start Supplied entries
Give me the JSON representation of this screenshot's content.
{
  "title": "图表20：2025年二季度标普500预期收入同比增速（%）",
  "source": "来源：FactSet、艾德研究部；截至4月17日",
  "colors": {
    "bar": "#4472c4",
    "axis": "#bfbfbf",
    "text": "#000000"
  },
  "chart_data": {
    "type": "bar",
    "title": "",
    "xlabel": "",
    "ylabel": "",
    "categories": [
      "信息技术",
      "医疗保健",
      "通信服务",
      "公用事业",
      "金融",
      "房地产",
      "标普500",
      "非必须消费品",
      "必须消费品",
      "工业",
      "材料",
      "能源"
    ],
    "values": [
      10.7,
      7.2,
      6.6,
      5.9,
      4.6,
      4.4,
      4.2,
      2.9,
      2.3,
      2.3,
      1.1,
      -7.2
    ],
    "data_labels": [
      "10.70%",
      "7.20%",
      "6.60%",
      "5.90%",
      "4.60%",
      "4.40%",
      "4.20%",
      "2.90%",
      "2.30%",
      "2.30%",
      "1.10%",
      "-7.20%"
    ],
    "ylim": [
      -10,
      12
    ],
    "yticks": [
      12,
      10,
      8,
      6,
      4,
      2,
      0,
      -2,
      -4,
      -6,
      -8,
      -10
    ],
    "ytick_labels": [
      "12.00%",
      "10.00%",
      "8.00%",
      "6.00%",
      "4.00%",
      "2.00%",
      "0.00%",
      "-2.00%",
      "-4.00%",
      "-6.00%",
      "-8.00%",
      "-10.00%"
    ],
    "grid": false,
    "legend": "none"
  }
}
end Supplied entries
**What is asked**
What is the number of lines in the records that contain "title"? Give that number only.

**Worked solution**
2